Reproduce all entries word for word.

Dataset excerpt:
↓↓↓

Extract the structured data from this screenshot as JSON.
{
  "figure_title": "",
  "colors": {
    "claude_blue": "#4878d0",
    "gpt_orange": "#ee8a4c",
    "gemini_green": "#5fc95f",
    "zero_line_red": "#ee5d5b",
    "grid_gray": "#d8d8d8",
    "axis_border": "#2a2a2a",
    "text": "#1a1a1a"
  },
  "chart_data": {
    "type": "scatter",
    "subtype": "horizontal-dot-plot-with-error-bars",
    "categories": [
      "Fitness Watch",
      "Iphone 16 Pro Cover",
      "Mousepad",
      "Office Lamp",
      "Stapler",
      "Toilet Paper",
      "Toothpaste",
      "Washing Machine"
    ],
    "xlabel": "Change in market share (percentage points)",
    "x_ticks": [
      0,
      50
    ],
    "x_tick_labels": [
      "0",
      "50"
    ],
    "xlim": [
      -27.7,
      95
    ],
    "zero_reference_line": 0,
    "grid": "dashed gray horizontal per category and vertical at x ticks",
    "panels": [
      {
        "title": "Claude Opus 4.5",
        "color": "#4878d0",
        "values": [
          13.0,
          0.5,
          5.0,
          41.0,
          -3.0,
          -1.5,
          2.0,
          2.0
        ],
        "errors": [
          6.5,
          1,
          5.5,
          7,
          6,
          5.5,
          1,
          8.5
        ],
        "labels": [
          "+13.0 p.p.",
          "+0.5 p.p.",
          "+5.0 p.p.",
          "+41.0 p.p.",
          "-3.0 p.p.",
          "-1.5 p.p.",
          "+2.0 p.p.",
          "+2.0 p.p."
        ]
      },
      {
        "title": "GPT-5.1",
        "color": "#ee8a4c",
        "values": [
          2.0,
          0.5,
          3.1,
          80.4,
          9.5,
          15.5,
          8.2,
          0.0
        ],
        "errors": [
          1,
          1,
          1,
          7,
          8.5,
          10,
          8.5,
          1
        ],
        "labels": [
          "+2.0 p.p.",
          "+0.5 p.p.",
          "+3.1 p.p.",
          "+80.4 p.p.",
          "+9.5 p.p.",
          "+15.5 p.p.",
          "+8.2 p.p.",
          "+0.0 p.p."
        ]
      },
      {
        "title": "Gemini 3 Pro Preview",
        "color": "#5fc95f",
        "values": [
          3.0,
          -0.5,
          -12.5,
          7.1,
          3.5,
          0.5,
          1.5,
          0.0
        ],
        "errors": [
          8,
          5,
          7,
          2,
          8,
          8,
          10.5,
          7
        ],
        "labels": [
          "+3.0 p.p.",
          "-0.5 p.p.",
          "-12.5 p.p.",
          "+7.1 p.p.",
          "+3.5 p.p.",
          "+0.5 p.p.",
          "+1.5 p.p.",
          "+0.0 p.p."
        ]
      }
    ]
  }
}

↑↑↑

# ANSWER TO THE PROBLEM
Extract the structured data from this screenshot as JSON.
{
  "figure_title": "",
  "colors": {
    "claude_blue": "#4878d0",
    "gpt_orange": "#ee8a4c",
    "gemini_green": "#5fc95f",
    "zero_line_red": "#ee5d5b",
    "grid_gray": "#d8d8d8",
    "axis_border": "#2a2a2a",
    "text": "#1a1a1a"
  },
  "chart_data": {
    "type": "scatter",
    "subtype": "horizontal-dot-plot-with-error-bars",
    "categories": [
      "Fitness Watch",
      "Iphone 16 Pro Cover",
      "Mousepad",
      "Office Lamp",
      "Stapler",
      "Toilet Paper",
      "Toothpaste",
      "Washing Machine"
    ],
    "xlabel": "Change in market share (percentage points)",
    "x_ticks": [
      0,
      50
    ],
    "x_tick_labels": [
      "0",
      "50"
    ],
    "xlim": [
      -27.7,
      95
    ],
    "zero_reference_line": 0,
    "grid": "dashed gray horizontal per category and vertical at x ticks",
    "panels": [
      {
        "title": "Claude Opus 4.5",
        "color": "#4878d0",
        "values": [
          13.0,
          0.5,
          5.0,
          41.0,
          -3.0,
          -1.5,
          2.0,
          2.0
        ],
        "errors": [
          6.5,
          1,
          5.5,
          7,
          6,
          5.5,
          1,
          8.5
        ],
        "labels": [
          "+13.0 p.p.",
          "+0.5 p.p.",
          "+5.0 p.p.",
          "+41.0 p.p.",
          "-3.0 p.p.",
          "-1.5 p.p.",
          "+2.0 p.p.",
          "+2.0 p.p."
        ]
      },
      {
        "title": "GPT-5.1",
        "color": "#ee8a4c",
        "values": [
          2.0,
          0.5,
          3.1,
          80.4,
          9.5,
          15.5,
          8.2,
          0.0
        ],
        "errors": [
          1,
          1,
          1,
          7,
          8.5,
          10,
          8.5,
          1
        ],
        "labels": [
          "+2.0 p.p.",
          "+0.5 p.p.",
          "+3.1 p.p.",
          "+80.4 p.p.",
          "+9.5 p.p.",
          "+15.5 p.p.",
          "+8.2 p.p.",
          "+0.0 p.p."
        ]
      },
      {
        "title": "Gemini 3 Pro Preview",
        "color": "#5fc95f",
        "values": [
          3.0,
          -0.5,
          -12.5,
          7.1,
          3.5,
          0.5,
          1.5,
          0.0
        ],
        "errors": [
          8,
          5,
          7,
          2,
          8,
          8,
          10.5,
          7
        ],
        "labels": [
          "+3.0 p.p.",
          "-0.5 p.p.",
          "-12.5 p.p.",
          "+7.1 p.p.",
          "+3.5 p.p.",
          "+0.5 p.p.",
          "+1.5 p.p.",
          "+0.0 p.p."
        ]
      }
    ]
  }
}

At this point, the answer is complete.